#### Exercise aim:
Which lines hold the word "JSON"? Copy each one.

□ □ □ □ □

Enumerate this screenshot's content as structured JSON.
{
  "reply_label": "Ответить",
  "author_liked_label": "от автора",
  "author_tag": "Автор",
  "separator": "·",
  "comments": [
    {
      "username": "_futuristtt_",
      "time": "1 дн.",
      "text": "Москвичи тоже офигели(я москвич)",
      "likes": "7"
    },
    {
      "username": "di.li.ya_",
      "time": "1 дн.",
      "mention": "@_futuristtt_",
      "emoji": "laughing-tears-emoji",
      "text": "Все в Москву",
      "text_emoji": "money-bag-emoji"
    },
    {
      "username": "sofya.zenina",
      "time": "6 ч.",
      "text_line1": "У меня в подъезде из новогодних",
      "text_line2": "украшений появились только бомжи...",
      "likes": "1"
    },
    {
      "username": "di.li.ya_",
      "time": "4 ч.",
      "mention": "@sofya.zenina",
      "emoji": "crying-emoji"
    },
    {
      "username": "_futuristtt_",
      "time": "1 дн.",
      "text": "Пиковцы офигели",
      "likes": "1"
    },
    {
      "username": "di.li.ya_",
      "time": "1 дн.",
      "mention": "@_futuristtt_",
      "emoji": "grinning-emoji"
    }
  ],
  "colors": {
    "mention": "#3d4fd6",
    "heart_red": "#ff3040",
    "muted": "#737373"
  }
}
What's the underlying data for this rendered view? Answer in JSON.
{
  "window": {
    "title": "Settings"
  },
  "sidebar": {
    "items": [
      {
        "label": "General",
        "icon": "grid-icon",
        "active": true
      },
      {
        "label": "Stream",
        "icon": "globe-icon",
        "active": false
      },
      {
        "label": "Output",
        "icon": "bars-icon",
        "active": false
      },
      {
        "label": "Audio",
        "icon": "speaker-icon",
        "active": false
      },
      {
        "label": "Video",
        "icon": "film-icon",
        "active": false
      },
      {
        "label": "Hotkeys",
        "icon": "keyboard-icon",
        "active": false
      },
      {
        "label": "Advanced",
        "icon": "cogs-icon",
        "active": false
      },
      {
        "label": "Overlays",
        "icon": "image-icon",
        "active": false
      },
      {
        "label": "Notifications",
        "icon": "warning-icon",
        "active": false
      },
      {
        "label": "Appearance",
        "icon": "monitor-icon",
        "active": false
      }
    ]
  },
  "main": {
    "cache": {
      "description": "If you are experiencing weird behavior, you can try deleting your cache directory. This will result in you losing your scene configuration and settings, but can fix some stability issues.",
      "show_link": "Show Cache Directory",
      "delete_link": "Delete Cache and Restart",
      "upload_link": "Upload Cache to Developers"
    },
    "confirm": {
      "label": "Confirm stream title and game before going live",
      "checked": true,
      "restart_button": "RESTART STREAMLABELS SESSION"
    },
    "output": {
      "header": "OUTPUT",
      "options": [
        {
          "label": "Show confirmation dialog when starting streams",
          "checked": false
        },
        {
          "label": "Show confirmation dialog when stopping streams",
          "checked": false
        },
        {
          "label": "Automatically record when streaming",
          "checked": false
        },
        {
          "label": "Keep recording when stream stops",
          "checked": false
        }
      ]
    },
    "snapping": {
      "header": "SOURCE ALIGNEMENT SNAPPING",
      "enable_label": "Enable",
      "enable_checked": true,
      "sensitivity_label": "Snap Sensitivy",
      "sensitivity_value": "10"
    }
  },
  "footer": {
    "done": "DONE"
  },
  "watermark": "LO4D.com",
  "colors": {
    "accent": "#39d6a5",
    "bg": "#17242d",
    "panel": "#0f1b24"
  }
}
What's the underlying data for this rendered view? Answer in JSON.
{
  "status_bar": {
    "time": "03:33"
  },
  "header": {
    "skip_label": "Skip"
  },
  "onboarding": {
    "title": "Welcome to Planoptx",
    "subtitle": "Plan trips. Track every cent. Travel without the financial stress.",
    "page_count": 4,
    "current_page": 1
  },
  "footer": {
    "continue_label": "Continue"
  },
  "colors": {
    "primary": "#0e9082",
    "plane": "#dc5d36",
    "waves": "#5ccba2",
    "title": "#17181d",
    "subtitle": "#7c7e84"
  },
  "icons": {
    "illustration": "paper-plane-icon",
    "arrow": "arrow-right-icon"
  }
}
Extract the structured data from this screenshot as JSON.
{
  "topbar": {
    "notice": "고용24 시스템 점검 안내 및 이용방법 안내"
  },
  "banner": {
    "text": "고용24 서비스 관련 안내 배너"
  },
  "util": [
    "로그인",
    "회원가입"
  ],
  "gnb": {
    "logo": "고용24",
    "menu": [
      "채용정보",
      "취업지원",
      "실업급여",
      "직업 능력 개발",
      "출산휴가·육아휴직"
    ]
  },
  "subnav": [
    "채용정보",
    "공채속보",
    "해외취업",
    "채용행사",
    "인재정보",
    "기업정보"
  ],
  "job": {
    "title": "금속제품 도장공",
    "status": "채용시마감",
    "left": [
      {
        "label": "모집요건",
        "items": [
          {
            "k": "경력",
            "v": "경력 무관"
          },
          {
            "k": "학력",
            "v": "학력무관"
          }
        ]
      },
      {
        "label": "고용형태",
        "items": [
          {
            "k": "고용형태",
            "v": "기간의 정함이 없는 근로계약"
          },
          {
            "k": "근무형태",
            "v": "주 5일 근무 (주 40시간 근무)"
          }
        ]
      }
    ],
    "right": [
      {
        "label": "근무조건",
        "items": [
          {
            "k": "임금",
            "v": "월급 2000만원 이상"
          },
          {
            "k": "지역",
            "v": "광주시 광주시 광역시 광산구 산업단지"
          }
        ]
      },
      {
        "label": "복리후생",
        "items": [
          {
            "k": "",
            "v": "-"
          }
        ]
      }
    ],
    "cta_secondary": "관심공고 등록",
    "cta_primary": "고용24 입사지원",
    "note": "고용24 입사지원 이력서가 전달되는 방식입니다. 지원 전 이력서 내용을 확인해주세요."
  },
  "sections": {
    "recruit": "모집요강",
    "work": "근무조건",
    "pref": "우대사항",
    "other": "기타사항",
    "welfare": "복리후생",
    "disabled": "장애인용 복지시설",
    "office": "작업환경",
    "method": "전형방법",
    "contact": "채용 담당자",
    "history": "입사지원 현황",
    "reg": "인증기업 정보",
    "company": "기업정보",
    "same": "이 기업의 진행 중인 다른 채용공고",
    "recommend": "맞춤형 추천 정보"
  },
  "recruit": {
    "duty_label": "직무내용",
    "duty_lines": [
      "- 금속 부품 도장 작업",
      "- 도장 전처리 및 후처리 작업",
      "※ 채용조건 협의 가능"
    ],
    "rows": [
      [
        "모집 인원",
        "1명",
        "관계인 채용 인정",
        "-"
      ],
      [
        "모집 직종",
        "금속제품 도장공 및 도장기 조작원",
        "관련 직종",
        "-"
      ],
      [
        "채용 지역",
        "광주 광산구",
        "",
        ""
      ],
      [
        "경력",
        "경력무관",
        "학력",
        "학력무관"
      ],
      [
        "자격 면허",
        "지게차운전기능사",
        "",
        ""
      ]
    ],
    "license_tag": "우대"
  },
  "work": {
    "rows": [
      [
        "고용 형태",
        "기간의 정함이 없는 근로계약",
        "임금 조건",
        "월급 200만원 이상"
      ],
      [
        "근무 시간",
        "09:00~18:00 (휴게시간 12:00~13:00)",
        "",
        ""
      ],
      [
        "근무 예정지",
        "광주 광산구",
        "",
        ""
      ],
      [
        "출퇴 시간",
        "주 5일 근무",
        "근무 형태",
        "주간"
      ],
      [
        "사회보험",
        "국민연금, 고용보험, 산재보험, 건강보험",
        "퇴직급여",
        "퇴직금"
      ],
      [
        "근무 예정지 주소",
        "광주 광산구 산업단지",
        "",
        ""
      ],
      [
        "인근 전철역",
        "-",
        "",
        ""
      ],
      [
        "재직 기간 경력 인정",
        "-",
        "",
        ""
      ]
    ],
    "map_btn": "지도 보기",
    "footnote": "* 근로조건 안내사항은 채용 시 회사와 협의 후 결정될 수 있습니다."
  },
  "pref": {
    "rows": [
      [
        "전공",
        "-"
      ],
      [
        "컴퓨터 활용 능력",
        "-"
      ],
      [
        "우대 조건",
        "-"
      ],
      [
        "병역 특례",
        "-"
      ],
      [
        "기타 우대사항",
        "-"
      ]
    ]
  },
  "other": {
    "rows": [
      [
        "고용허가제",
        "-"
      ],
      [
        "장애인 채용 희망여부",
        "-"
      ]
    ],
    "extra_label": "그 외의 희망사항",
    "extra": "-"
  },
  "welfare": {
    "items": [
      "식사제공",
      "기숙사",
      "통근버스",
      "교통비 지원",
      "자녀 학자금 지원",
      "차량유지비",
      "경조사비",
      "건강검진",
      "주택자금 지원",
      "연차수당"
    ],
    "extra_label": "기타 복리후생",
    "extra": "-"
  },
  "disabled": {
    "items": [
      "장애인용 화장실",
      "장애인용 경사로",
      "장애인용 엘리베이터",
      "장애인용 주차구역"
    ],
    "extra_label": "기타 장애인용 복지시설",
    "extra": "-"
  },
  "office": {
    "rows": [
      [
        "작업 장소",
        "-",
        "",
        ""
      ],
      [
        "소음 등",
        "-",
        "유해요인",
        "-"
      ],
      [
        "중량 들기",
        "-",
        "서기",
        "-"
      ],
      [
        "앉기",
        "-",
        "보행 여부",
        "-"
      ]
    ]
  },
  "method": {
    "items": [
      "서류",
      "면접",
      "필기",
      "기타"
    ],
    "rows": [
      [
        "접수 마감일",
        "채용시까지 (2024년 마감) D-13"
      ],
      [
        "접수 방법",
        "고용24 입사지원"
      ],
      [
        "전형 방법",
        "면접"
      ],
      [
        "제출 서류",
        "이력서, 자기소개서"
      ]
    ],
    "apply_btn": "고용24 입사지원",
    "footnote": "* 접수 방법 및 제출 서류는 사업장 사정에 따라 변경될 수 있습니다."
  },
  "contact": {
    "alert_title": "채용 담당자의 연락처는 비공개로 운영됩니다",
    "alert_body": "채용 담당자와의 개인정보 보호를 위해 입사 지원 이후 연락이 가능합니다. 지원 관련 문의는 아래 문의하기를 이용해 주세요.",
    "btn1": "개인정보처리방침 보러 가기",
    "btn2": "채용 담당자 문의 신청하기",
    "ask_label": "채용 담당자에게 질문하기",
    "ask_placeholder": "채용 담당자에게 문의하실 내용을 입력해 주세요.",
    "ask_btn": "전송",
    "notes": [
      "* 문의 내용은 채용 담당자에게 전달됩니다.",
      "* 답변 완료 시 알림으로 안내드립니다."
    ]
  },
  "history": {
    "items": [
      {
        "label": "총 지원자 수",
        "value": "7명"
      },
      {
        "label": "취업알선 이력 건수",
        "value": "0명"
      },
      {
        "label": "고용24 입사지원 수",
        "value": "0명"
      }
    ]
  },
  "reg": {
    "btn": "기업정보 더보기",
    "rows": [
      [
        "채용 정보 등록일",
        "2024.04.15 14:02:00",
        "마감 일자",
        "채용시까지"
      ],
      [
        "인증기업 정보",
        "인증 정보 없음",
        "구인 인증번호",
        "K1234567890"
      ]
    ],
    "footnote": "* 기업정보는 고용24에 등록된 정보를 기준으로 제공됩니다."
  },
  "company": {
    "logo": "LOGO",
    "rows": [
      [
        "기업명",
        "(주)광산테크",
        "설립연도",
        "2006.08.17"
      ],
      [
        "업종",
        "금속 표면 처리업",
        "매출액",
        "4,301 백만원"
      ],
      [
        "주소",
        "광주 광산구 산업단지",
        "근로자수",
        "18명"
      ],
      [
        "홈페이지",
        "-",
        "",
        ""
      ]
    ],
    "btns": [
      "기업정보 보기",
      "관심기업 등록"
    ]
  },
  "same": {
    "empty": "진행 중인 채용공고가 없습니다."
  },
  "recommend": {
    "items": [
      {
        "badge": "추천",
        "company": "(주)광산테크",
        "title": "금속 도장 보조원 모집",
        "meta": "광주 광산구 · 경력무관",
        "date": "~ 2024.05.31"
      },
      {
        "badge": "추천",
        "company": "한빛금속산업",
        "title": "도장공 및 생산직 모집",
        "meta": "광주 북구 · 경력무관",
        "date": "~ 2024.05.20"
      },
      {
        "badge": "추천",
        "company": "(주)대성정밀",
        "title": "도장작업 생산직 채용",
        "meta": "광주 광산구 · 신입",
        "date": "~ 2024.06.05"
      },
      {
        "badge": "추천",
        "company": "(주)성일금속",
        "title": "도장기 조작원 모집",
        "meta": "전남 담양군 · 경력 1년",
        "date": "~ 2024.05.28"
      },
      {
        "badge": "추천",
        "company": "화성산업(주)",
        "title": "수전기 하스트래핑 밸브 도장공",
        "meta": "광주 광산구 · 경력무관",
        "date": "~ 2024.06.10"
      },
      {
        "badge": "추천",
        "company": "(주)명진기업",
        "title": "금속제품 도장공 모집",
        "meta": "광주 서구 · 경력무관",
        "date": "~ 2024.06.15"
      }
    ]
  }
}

□ □ □ □ □

#### Exercise result:
Enumerate this screenshot's content as structured JSON.
What's the underlying data for this rendered view? Answer in JSON.
What's the underlying data for this rendered view? Answer in JSON.
Extract the structured data from this screenshot as JSON.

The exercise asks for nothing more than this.